— BEGIN Available records —

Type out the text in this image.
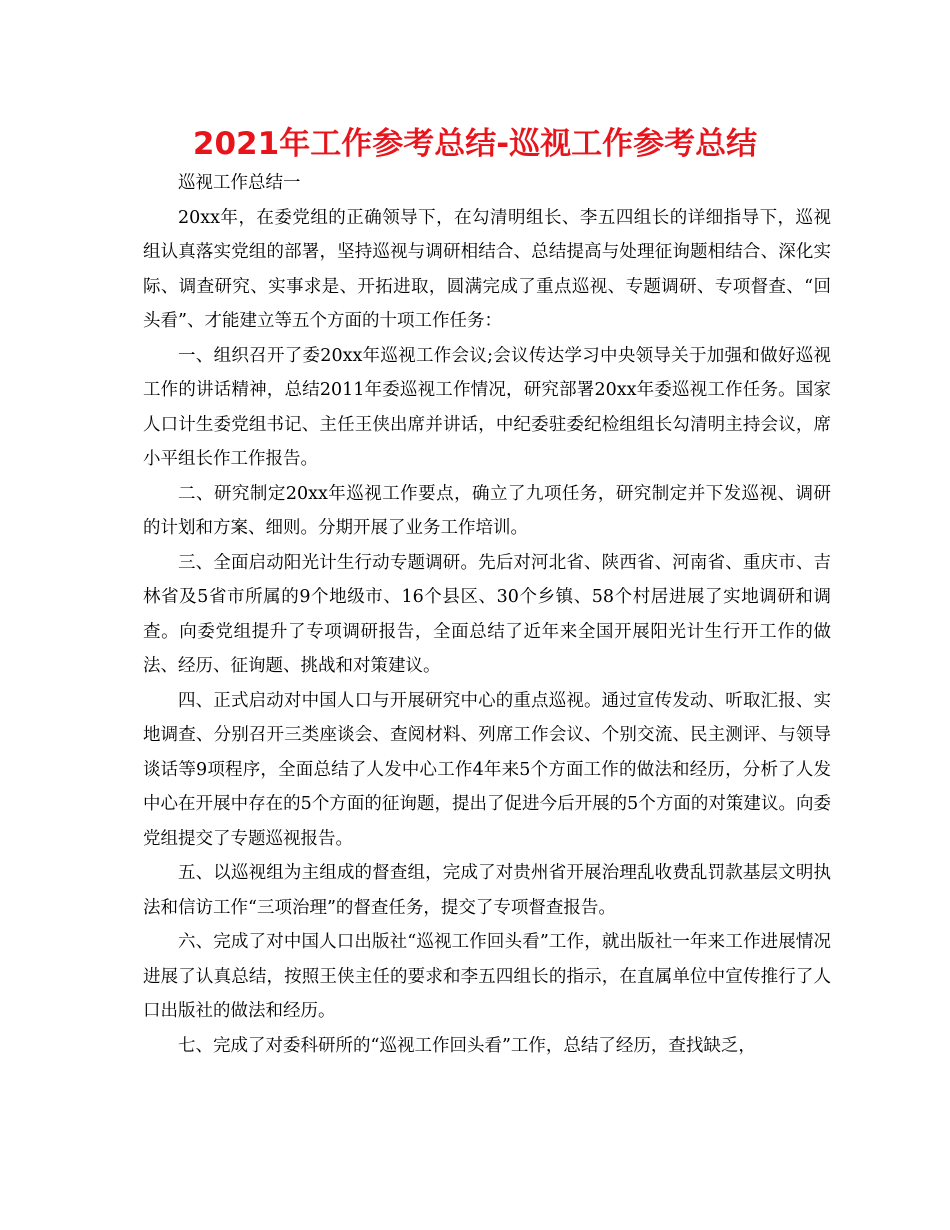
2021年工作参考总结-巡视工作参考总结

巡视工作总结一

20xx年，在委党组的正确领导下，在勾清明组长、李五四组长的详细指导下，巡视组认真落实党组的部署，坚持巡视与调研相结合、总结提高与处理征询题相结合、深化实际、调查研究、实事求是、开拓进取，圆满完成了重点巡视、专题调研、专项督查、“回头看”、才能建立等五个方面的十项工作任务：

一、组织召开了委20xx年巡视工作会议;会议传达学习中央领导关于加强和做好巡视工作的讲话精神，总结2011年委巡视工作情况，研究部署20xx年委巡视工作任务。国家人口计生委党组书记、主任王侠出席并讲话，中纪委驻委纪检组组长勾清明主持会议，席小平组长作工作报告。

二、研究制定20xx年巡视工作要点，确立了九项任务，研究制定并下发巡视、调研的计划和方案、细则。分期开展了业务工作培训。

三、全面启动阳光计生行动专题调研。先后对河北省、陕西省、河南省、重庆市、吉林省及5省市所属的9个地级市、16个县区、30个乡镇、58个村居进展了实地调研和调查。向委党组提升了专项调研报告，全面总结了近年来全国开展阳光计生行开工作的做法、经历、征询题、挑战和对策建议。

四、正式启动对中国人口与开展研究中心的重点巡视。通过宣传发动、听取汇报、实地调查、分别召开三类座谈会、查阅材料、列席工作会议、个别交流、民主测评、与领导谈话等9项程序，全面总结了人发中心工作4年来5个方面工作的做法和经历，分析了人发中心在开展中存在的5个方面的征询题，提出了促进今后开展的5个方面的对策建议。向委党组提交了专题巡视报告。

五、以巡视组为主组成的督查组，完成了对贵州省开展治理乱收费乱罚款基层文明执法和信访工作“三项治理”的督查任务，提交了专项督查报告。

六、完成了对中国人口出版社“巡视工作回头看”工作，就出版社一年来工作进展情况进展了认真总结，按照王侠主任的要求和李五四组长的指示，在直属单位中宣传推行了人口出版社的做法和经历。

七、完成了对委科研所的“巡视工作回头看”工作，总结了经历，查找缺乏，
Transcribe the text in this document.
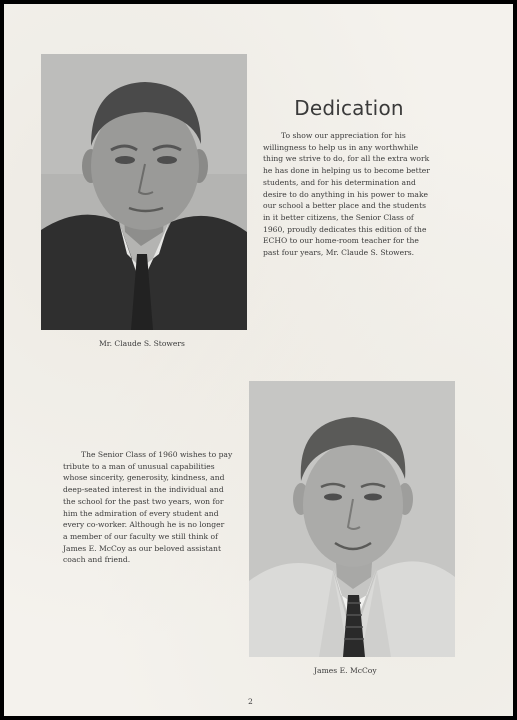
Dedication

To show our appreciation for his
willingness to help us in any worthwhile
thing we strive to do, for all the extra work
he has done in helping us to become better
students, and for his determination and
desire to do anything in his power to make
our school a better place and the students
in it better citizens, the Senior Class of
1960, proudly dedicates this edition of the
ECHO to our home-room teacher for the
past four years, Mr. Claude S. Stowers.

Mr. Claude S. Stowers

The Senior Class of 1960 wishes to pay
tribute to a man of unusual capabilities
whose sincerity, generosity, kindness, and
deep-seated interest in the individual and
the school for the past two years, won for
him the admiration of every student and
every co-worker. Although he is no longer
a member of our faculty we still think of
James E. McCoy as our beloved assistant
coach and friend.

James E. McCoy
2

— END Available records —

Nothing in the entries should change as you copy them, except that the pictures are left out.

__Output of the exercise__.
Type out the text in this image.
2021年工作参考总结-巡视工作参考总结

巡视工作总结一

20xx年，在委党组的正确领导下，在勾清明组长、李五四组长的详细指导下，巡视组认真落实党组的部署，坚持巡视与调研相结合、总结提高与处理征询题相结合、深化实际、调查研究、实事求是、开拓进取，圆满完成了重点巡视、专题调研、专项督查、“回头看”、才能建立等五个方面的十项工作任务：

一、组织召开了委20xx年巡视工作会议;会议传达学习中央领导关于加强和做好巡视工作的讲话精神，总结2011年委巡视工作情况，研究部署20xx年委巡视工作任务。国家人口计生委党组书记、主任王侠出席并讲话，中纪委驻委纪检组组长勾清明主持会议，席小平组长作工作报告。

二、研究制定20xx年巡视工作要点，确立了九项任务，研究制定并下发巡视、调研的计划和方案、细则。分期开展了业务工作培训。

三、全面启动阳光计生行动专题调研。先后对河北省、陕西省、河南省、重庆市、吉林省及5省市所属的9个地级市、16个县区、30个乡镇、58个村居进展了实地调研和调查。向委党组提升了专项调研报告，全面总结了近年来全国开展阳光计生行开工作的做法、经历、征询题、挑战和对策建议。

四、正式启动对中国人口与开展研究中心的重点巡视。通过宣传发动、听取汇报、实地调查、分别召开三类座谈会、查阅材料、列席工作会议、个别交流、民主测评、与领导谈话等9项程序，全面总结了人发中心工作4年来5个方面工作的做法和经历，分析了人发中心在开展中存在的5个方面的征询题，提出了促进今后开展的5个方面的对策建议。向委党组提交了专题巡视报告。

五、以巡视组为主组成的督查组，完成了对贵州省开展治理乱收费乱罚款基层文明执法和信访工作“三项治理”的督查任务，提交了专项督查报告。

六、完成了对中国人口出版社“巡视工作回头看”工作，就出版社一年来工作进展情况进展了认真总结，按照王侠主任的要求和李五四组长的指示，在直属单位中宣传推行了人口出版社的做法和经历。

七、完成了对委科研所的“巡视工作回头看”工作，总结了经历，查找缺乏，
Transcribe the text in this document.
Dedication

To show our appreciation for his
willingness to help us in any worthwhile
thing we strive to do, for all the extra work
he has done in helping us to become better
students, and for his determination and
desire to do anything in his power to make
our school a better place and the students
in it better citizens, the Senior Class of
1960, proudly dedicates this edition of the
ECHO to our home-room teacher for the
past four years, Mr. Claude S. Stowers.

Mr. Claude S. Stowers

The Senior Class of 1960 wishes to pay
tribute to a man of unusual capabilities
whose sincerity, generosity, kindness, and
deep-seated interest in the individual and
the school for the past two years, won for
him the admiration of every student and
every co-worker. Although he is no longer
a member of our faculty we still think of
James E. McCoy as our beloved assistant
coach and friend.

James E. McCoy
2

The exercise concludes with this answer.